(Stored entries)
——

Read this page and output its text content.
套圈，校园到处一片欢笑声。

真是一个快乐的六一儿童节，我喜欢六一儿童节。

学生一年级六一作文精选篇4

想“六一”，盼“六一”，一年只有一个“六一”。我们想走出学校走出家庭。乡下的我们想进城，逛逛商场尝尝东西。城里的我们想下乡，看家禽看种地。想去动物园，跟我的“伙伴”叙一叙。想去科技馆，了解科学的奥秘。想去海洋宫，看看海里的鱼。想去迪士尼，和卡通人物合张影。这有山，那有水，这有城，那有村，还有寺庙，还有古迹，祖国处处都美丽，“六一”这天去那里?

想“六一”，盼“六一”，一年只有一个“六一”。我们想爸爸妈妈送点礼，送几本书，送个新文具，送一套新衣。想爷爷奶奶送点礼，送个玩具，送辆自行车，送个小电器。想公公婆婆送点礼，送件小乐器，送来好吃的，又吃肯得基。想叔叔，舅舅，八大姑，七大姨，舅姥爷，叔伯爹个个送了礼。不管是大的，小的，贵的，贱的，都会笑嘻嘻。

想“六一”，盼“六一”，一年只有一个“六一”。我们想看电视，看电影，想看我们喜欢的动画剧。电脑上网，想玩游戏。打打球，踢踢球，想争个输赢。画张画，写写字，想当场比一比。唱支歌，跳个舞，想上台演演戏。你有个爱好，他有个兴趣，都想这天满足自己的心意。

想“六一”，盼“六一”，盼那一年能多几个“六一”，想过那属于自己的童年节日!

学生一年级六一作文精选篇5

——

Make an exact copy of the records.

Read this page and output its text content.
套圈，校园到处一片欢笑声。

真是一个快乐的六一儿童节，我喜欢六一儿童节。

学生一年级六一作文精选篇4

想“六一”，盼“六一”，一年只有一个“六一”。我们想走出学校走出家庭。乡下的我们想进城，逛逛商场尝尝东西。城里的我们想下乡，看家禽看种地。想去动物园，跟我的“伙伴”叙一叙。想去科技馆，了解科学的奥秘。想去海洋宫，看看海里的鱼。想去迪士尼，和卡通人物合张影。这有山，那有水，这有城，那有村，还有寺庙，还有古迹，祖国处处都美丽，“六一”这天去那里?

想“六一”，盼“六一”，一年只有一个“六一”。我们想爸爸妈妈送点礼，送几本书，送个新文具，送一套新衣。想爷爷奶奶送点礼，送个玩具，送辆自行车，送个小电器。想公公婆婆送点礼，送件小乐器，送来好吃的，又吃肯得基。想叔叔，舅舅，八大姑，七大姨，舅姥爷，叔伯爹个个送了礼。不管是大的，小的，贵的，贱的，都会笑嘻嘻。

想“六一”，盼“六一”，一年只有一个“六一”。我们想看电视，看电影，想看我们喜欢的动画剧。电脑上网，想玩游戏。打打球，踢踢球，想争个输赢。画张画，写写字，想当场比一比。唱支歌，跳个舞，想上台演演戏。你有个爱好，他有个兴趣，都想这天满足自己的心意。

想“六一”，盼“六一”，盼那一年能多几个“六一”，想过那属于自己的童年节日!

学生一年级六一作文精选篇5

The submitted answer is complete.